═══ Provided data ═══
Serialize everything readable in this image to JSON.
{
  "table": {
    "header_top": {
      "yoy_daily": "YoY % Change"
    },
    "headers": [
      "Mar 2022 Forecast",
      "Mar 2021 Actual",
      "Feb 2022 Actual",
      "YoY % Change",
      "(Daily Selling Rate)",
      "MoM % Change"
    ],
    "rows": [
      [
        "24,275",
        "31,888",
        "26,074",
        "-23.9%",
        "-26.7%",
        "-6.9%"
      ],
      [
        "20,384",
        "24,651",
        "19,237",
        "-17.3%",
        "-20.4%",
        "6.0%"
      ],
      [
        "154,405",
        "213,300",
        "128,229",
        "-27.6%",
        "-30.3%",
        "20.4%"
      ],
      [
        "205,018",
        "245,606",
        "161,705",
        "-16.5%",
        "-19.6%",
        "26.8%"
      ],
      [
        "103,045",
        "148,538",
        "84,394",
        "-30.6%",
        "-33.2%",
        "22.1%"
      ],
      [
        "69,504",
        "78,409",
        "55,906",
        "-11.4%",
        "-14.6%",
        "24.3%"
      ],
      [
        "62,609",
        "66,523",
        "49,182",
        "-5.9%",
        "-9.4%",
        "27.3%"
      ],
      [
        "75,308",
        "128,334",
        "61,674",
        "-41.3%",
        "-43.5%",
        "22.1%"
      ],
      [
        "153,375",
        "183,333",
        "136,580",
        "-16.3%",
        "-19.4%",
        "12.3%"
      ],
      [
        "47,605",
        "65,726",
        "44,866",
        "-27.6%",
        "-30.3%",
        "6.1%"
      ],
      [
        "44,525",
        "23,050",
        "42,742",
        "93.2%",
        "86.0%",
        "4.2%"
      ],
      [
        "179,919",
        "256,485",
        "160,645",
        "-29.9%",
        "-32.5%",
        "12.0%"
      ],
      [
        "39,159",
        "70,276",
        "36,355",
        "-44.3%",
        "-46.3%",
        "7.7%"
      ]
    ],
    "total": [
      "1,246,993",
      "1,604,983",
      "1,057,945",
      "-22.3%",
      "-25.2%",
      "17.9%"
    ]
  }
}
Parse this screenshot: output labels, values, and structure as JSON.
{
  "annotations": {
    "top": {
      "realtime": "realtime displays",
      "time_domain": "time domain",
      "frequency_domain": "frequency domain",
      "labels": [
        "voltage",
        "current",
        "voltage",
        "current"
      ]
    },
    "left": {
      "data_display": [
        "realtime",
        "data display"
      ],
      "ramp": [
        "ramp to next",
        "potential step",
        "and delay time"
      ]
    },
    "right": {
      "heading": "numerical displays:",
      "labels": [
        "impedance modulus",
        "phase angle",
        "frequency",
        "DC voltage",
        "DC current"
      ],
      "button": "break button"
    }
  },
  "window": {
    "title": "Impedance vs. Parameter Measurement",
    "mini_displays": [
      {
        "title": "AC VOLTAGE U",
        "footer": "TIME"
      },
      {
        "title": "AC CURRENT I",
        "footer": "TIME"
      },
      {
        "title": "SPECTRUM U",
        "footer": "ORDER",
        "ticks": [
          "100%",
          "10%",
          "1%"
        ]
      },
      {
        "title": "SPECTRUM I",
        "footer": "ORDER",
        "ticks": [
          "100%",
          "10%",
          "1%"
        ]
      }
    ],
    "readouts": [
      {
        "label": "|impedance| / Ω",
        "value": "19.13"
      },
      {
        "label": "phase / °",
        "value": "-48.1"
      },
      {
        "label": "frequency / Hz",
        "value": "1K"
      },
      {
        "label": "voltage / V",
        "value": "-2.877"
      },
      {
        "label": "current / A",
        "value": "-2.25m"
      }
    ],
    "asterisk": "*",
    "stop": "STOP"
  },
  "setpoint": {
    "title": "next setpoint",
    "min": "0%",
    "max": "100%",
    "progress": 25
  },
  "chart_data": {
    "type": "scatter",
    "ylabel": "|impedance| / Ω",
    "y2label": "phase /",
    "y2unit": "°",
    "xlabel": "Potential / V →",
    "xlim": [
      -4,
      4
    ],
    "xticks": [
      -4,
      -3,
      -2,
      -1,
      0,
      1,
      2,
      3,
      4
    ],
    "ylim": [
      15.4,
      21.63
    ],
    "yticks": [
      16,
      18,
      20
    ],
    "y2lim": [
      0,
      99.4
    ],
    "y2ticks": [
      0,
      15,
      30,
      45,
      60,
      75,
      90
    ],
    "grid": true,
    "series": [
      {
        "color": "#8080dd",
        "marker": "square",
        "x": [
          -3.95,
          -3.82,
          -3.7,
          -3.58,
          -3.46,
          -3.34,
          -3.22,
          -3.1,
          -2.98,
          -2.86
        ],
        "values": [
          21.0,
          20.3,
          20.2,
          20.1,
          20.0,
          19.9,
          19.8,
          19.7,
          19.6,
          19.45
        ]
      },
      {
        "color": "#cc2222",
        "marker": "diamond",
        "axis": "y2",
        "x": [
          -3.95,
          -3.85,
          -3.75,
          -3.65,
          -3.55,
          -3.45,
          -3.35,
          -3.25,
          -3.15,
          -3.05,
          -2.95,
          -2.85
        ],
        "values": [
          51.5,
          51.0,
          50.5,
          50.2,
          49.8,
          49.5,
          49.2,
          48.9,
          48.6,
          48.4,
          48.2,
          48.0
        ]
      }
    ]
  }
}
═══
### Exercise
Search the material above for "frequency". Pull out each line where it shows up.

### Result of this exercise
      "frequency_domain": "frequency domain",
        "frequency",
        "label": "frequency / Hz",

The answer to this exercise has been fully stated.